** BEGIN **
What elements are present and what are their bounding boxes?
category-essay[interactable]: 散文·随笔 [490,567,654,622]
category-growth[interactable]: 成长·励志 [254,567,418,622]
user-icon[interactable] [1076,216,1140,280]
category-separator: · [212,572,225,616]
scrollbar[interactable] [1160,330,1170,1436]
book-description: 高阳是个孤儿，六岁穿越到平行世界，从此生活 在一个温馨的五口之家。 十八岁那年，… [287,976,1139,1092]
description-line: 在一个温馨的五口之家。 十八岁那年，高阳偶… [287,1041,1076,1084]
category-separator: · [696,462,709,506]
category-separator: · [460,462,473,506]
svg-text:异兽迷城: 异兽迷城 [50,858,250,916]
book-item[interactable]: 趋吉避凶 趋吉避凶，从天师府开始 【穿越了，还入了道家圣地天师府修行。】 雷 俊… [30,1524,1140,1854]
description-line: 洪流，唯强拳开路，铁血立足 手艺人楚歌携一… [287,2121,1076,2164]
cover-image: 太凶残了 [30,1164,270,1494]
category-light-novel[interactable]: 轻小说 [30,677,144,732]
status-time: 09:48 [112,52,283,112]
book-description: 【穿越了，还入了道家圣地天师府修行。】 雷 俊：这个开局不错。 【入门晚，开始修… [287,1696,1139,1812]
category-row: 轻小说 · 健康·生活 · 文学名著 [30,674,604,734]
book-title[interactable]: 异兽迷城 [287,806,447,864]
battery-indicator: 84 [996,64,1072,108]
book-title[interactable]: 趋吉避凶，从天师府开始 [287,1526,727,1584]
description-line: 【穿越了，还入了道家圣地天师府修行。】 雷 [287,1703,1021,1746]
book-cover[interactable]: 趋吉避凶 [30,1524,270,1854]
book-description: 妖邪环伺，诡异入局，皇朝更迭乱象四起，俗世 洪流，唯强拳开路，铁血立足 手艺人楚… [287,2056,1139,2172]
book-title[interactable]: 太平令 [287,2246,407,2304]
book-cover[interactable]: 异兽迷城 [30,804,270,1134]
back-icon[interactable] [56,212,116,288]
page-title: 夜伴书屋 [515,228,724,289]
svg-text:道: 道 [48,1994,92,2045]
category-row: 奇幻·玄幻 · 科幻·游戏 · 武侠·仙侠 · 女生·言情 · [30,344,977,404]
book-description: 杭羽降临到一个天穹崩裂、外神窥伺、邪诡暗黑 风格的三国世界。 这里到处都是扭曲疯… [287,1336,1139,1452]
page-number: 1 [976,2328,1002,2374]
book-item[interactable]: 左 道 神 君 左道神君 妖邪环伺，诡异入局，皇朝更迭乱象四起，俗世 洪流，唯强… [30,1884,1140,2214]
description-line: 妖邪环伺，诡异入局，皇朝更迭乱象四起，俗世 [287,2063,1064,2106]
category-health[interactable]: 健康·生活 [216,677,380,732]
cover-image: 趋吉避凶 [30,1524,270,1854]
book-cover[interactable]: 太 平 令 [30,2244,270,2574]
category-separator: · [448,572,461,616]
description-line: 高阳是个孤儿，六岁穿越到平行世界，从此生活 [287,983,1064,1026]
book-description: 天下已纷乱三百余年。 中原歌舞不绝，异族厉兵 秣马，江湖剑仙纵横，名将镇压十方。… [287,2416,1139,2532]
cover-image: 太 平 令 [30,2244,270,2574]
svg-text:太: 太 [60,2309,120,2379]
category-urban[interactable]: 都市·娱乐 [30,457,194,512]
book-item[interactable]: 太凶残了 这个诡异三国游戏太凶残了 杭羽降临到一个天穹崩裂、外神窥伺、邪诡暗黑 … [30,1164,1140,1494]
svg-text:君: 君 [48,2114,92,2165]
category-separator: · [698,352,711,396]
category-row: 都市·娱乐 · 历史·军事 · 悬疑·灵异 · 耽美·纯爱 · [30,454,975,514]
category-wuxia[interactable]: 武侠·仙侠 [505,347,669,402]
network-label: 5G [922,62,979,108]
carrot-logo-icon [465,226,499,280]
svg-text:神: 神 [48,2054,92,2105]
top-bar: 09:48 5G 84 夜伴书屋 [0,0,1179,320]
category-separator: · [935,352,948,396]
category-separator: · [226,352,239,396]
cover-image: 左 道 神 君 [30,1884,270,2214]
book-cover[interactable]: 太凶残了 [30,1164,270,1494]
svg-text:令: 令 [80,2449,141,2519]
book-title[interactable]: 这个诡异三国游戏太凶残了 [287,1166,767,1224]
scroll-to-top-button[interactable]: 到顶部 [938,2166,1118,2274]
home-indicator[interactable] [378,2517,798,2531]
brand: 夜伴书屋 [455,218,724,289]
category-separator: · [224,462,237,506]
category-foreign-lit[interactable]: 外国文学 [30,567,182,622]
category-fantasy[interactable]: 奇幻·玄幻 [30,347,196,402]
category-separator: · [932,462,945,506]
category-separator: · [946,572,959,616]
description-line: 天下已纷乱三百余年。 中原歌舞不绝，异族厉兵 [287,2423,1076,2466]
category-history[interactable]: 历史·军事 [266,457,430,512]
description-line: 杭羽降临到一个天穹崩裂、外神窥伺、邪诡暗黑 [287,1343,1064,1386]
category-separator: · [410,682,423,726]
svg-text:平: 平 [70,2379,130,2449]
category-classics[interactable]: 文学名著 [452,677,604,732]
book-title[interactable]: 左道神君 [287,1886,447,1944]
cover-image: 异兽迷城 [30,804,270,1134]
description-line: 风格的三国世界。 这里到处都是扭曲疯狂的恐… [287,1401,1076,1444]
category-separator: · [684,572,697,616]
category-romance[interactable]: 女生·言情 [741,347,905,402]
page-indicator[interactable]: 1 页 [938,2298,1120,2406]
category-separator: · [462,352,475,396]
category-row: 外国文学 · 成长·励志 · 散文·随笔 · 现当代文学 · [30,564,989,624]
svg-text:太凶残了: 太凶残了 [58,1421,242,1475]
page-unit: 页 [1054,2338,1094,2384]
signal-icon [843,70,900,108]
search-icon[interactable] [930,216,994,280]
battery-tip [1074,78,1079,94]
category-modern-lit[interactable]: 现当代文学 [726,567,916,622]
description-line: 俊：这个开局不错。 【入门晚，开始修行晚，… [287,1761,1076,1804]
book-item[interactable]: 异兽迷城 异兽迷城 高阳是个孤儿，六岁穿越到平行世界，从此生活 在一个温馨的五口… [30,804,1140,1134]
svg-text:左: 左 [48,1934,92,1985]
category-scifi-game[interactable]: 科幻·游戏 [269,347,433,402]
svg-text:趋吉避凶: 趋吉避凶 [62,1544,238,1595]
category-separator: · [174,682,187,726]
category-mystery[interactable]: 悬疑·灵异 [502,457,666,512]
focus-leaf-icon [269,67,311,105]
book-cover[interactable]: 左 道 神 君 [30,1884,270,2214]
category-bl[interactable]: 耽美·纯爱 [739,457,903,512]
** END **
Reproduce all of the data above word for word, without any changes.

**SOLUTION TO THIS EXERCISE**
What elements are present and what are their bounding boxes?
category-essay[interactable]: 散文·随笔 [490,567,654,622]
category-growth[interactable]: 成长·励志 [254,567,418,622]
user-icon[interactable] [1076,216,1140,280]
category-separator: · [212,572,225,616]
scrollbar[interactable] [1160,330,1170,1436]
book-description: 高阳是个孤儿，六岁穿越到平行世界，从此生活 在一个温馨的五口之家。 十八岁那年，… [287,976,1139,1092]
description-line: 在一个温馨的五口之家。 十八岁那年，高阳偶… [287,1041,1076,1084]
category-separator: · [696,462,709,506]
category-separator: · [460,462,473,506]
svg-text:异兽迷城: 异兽迷城 [50,858,250,916]
book-item[interactable]: 趋吉避凶 趋吉避凶，从天师府开始 【穿越了，还入了道家圣地天师府修行。】 雷 俊… [30,1524,1140,1854]
description-line: 洪流，唯强拳开路，铁血立足 手艺人楚歌携一… [287,2121,1076,2164]
cover-image: 太凶残了 [30,1164,270,1494]
category-light-novel[interactable]: 轻小说 [30,677,144,732]
status-time: 09:48 [112,52,283,112]
book-description: 【穿越了，还入了道家圣地天师府修行。】 雷 俊：这个开局不错。 【入门晚，开始修… [287,1696,1139,1812]
category-row: 轻小说 · 健康·生活 · 文学名著 [30,674,604,734]
book-title[interactable]: 异兽迷城 [287,806,447,864]
battery-indicator: 84 [996,64,1072,108]
book-title[interactable]: 趋吉避凶，从天师府开始 [287,1526,727,1584]
description-line: 【穿越了，还入了道家圣地天师府修行。】 雷 [287,1703,1021,1746]
book-cover[interactable]: 趋吉避凶 [30,1524,270,1854]
book-description: 妖邪环伺，诡异入局，皇朝更迭乱象四起，俗世 洪流，唯强拳开路，铁血立足 手艺人楚… [287,2056,1139,2172]
book-title[interactable]: 太平令 [287,2246,407,2304]
book-cover[interactable]: 异兽迷城 [30,804,270,1134]
back-icon[interactable] [56,212,116,288]
page-title: 夜伴书屋 [515,228,724,289]
svg-text:道: 道 [48,1994,92,2045]
category-row: 奇幻·玄幻 · 科幻·游戏 · 武侠·仙侠 · 女生·言情 · [30,344,977,404]
book-description: 杭羽降临到一个天穹崩裂、外神窥伺、邪诡暗黑 风格的三国世界。 这里到处都是扭曲疯… [287,1336,1139,1452]
page-number: 1 [976,2328,1002,2374]
book-item[interactable]: 左 道 神 君 左道神君 妖邪环伺，诡异入局，皇朝更迭乱象四起，俗世 洪流，唯强… [30,1884,1140,2214]
description-line: 妖邪环伺，诡异入局，皇朝更迭乱象四起，俗世 [287,2063,1064,2106]
category-health[interactable]: 健康·生活 [216,677,380,732]
cover-image: 趋吉避凶 [30,1524,270,1854]
book-cover[interactable]: 太 平 令 [30,2244,270,2574]
category-separator: · [448,572,461,616]
description-line: 高阳是个孤儿，六岁穿越到平行世界，从此生活 [287,983,1064,1026]
book-description: 天下已纷乱三百余年。 中原歌舞不绝，异族厉兵 秣马，江湖剑仙纵横，名将镇压十方。… [287,2416,1139,2532]
cover-image: 太 平 令 [30,2244,270,2574]
svg-text:太: 太 [60,2309,120,2379]
category-urban[interactable]: 都市·娱乐 [30,457,194,512]
book-item[interactable]: 太凶残了 这个诡异三国游戏太凶残了 杭羽降临到一个天穹崩裂、外神窥伺、邪诡暗黑 … [30,1164,1140,1494]
svg-text:君: 君 [48,2114,92,2165]
category-separator: · [698,352,711,396]
category-row: 都市·娱乐 · 历史·军事 · 悬疑·灵异 · 耽美·纯爱 · [30,454,975,514]
category-wuxia[interactable]: 武侠·仙侠 [505,347,669,402]
network-label: 5G [922,62,979,108]
carrot-logo-icon [465,226,499,280]
svg-text:神: 神 [48,2054,92,2105]
top-bar: 09:48 5G 84 夜伴书屋 [0,0,1179,320]
category-separator: · [935,352,948,396]
category-separator: · [226,352,239,396]
cover-image: 左 道 神 君 [30,1884,270,2214]
book-cover[interactable]: 太凶残了 [30,1164,270,1494]
svg-text:令: 令 [80,2449,141,2519]
book-title[interactable]: 这个诡异三国游戏太凶残了 [287,1166,767,1224]
scroll-to-top-button[interactable]: 到顶部 [938,2166,1118,2274]
home-indicator[interactable] [378,2517,798,2531]
brand: 夜伴书屋 [455,218,724,289]
category-separator: · [224,462,237,506]
category-foreign-lit[interactable]: 外国文学 [30,567,182,622]
category-fantasy[interactable]: 奇幻·玄幻 [30,347,196,402]
category-separator: · [932,462,945,506]
category-separator: · [946,572,959,616]
description-line: 天下已纷乱三百余年。 中原歌舞不绝，异族厉兵 [287,2423,1076,2466]
category-history[interactable]: 历史·军事 [266,457,430,512]
description-line: 杭羽降临到一个天穹崩裂、外神窥伺、邪诡暗黑 [287,1343,1064,1386]
category-separator: · [410,682,423,726]
svg-text:平: 平 [70,2379,130,2449]
category-classics[interactable]: 文学名著 [452,677,604,732]
book-title[interactable]: 左道神君 [287,1886,447,1944]
cover-image: 异兽迷城 [30,804,270,1134]
description-line: 风格的三国世界。 这里到处都是扭曲疯狂的恐… [287,1401,1076,1444]
category-separator: · [684,572,697,616]
category-romance[interactable]: 女生·言情 [741,347,905,402]
page-indicator[interactable]: 1 页 [938,2298,1120,2406]
category-separator: · [462,352,475,396]
category-row: 外国文学 · 成长·励志 · 散文·随笔 · 现当代文学 · [30,564,989,624]
svg-text:太凶残了: 太凶残了 [58,1421,242,1475]
page-unit: 页 [1054,2338,1094,2384]
signal-icon [843,70,900,108]
search-icon[interactable] [930,216,994,280]
battery-tip [1074,78,1079,94]
category-modern-lit[interactable]: 现当代文学 [726,567,916,622]
description-line: 俊：这个开局不错。 【入门晚，开始修行晚，… [287,1761,1076,1804]
book-item[interactable]: 异兽迷城 异兽迷城 高阳是个孤儿，六岁穿越到平行世界，从此生活 在一个温馨的五口… [30,804,1140,1134]
svg-text:左: 左 [48,1934,92,1985]
category-scifi-game[interactable]: 科幻·游戏 [269,347,433,402]
svg-text:趋吉避凶: 趋吉避凶 [62,1544,238,1595]
category-separator: · [174,682,187,726]
category-mystery[interactable]: 悬疑·灵异 [502,457,666,512]
focus-leaf-icon [269,67,311,105]
book-cover[interactable]: 左 道 神 君 [30,1884,270,2214]
category-bl[interactable]: 耽美·纯爱 [739,457,903,512]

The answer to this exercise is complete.